--- EXERCISE DETAILS ---
Pick out every line with the word "иглы" and copy it.
— Begin —
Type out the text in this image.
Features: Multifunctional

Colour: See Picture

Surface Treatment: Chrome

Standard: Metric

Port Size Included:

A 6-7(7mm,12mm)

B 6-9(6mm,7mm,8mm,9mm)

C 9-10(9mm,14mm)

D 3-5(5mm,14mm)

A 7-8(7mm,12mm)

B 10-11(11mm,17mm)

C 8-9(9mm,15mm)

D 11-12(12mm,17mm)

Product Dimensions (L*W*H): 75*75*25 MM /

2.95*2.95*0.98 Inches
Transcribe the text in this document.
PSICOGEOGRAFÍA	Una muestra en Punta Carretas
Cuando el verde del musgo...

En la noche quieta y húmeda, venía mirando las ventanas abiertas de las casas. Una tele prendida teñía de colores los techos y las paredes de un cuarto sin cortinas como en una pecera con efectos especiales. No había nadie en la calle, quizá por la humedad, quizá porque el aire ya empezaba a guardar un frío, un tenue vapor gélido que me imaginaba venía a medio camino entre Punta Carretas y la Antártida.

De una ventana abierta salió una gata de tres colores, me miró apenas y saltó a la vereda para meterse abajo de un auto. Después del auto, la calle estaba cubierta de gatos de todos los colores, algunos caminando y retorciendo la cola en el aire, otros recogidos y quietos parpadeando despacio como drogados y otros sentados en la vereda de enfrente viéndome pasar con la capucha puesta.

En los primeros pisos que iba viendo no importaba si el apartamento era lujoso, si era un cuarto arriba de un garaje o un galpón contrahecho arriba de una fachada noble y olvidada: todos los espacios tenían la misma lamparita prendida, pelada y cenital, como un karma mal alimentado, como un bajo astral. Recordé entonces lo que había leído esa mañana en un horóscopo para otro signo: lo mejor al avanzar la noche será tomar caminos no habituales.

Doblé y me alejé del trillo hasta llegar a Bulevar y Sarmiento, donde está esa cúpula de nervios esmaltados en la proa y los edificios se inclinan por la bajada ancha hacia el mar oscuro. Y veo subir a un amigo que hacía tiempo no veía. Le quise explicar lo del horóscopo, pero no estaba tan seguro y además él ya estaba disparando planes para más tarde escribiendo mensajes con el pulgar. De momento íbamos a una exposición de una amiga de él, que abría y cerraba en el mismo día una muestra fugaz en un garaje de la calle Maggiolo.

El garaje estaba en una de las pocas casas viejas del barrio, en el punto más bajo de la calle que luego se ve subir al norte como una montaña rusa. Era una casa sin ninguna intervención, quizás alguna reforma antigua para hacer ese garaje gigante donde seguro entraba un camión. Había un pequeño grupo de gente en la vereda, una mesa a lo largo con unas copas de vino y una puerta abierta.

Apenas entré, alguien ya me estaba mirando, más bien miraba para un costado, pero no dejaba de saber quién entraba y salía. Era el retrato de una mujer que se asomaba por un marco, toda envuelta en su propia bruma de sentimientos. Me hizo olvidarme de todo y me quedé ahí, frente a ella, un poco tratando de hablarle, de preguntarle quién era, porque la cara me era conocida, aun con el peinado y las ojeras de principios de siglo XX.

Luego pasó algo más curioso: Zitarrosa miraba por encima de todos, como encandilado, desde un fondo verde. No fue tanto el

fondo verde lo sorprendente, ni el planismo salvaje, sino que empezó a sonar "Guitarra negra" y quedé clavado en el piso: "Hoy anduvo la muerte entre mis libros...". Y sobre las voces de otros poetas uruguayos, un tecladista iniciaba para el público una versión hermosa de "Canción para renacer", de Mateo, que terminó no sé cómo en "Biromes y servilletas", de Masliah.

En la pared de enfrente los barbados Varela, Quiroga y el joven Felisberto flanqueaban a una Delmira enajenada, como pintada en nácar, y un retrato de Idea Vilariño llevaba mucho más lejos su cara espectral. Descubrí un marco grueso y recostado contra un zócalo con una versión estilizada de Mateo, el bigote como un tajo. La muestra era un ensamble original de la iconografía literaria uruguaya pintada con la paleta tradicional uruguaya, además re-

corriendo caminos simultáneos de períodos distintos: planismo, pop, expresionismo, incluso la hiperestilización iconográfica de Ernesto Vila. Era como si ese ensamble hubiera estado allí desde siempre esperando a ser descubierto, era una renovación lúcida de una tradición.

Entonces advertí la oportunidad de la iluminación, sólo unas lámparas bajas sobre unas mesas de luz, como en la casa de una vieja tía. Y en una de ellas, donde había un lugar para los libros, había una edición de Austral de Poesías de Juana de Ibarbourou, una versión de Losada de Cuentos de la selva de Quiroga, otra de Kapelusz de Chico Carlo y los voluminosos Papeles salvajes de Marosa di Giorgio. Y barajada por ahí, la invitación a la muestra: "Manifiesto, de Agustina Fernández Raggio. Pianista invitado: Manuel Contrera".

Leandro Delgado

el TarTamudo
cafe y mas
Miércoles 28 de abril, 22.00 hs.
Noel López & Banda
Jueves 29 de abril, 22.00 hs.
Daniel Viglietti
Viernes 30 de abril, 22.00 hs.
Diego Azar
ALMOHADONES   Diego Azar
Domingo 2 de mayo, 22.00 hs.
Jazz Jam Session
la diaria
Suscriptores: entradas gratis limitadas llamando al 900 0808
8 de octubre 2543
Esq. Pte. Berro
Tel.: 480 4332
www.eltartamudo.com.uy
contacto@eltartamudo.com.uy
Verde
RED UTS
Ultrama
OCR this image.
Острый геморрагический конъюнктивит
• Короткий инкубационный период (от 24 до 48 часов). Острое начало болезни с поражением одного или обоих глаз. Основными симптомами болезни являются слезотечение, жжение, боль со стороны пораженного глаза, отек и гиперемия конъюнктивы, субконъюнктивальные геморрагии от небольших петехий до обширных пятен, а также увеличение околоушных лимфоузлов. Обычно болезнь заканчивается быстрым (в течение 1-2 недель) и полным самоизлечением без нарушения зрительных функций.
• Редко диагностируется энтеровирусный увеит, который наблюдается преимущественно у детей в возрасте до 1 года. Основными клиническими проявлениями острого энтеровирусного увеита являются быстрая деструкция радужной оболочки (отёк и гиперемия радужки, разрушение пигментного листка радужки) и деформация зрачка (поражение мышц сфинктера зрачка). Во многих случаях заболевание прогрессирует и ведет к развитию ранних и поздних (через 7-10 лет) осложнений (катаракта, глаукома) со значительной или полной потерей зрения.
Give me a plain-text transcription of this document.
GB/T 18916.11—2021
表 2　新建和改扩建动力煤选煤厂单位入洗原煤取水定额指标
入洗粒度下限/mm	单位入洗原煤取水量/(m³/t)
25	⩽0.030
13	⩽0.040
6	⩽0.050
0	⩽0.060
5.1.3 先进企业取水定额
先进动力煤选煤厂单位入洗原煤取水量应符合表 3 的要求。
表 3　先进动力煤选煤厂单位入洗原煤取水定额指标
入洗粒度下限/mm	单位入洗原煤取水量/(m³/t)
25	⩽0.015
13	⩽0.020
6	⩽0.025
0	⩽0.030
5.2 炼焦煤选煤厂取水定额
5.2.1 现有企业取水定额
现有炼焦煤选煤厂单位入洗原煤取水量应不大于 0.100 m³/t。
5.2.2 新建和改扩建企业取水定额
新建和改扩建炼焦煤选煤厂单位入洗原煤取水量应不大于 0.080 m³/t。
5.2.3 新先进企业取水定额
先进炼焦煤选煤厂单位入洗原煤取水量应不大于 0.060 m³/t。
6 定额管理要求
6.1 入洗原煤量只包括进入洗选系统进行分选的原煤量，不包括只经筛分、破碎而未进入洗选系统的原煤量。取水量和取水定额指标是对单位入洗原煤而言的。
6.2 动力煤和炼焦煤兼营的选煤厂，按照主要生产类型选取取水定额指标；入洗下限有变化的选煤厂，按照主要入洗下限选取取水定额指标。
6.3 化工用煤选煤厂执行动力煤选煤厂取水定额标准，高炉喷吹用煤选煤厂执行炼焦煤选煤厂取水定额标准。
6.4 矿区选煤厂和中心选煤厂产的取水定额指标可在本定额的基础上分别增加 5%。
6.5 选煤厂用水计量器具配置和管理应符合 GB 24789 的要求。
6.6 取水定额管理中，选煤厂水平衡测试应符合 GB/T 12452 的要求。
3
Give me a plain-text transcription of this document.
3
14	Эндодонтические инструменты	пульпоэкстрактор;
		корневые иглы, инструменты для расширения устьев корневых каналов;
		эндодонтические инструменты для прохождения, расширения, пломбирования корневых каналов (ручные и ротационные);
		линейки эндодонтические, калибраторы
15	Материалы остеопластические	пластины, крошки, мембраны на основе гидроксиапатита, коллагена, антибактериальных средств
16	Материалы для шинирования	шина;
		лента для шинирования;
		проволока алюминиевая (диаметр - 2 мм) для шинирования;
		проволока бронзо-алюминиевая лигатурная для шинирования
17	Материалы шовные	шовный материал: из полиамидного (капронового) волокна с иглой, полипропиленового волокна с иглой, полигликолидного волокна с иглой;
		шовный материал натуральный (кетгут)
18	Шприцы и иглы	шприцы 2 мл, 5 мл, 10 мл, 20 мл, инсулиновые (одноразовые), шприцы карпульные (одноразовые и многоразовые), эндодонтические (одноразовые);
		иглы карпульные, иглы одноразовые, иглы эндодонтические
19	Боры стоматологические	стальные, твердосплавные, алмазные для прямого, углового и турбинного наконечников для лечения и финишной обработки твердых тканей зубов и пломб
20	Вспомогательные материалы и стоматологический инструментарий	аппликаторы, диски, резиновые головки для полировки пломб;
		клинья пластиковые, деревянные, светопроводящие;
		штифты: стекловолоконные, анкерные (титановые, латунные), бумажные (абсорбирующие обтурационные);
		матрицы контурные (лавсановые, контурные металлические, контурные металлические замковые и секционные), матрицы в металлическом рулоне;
— End —
--- ANSWER IN FULL ---
		корневые иглы, инструменты для расширения устьев корневых каналов;
18	Шприцы и иглы	шприцы 2 мл, 5 мл, 10 мл, 20 мл, инсулиновые (одноразовые), шприцы карпульные (одноразовые и многоразовые), эндодонтические (одноразовые);
		иглы карпульные, иглы одноразовые, иглы эндодонтические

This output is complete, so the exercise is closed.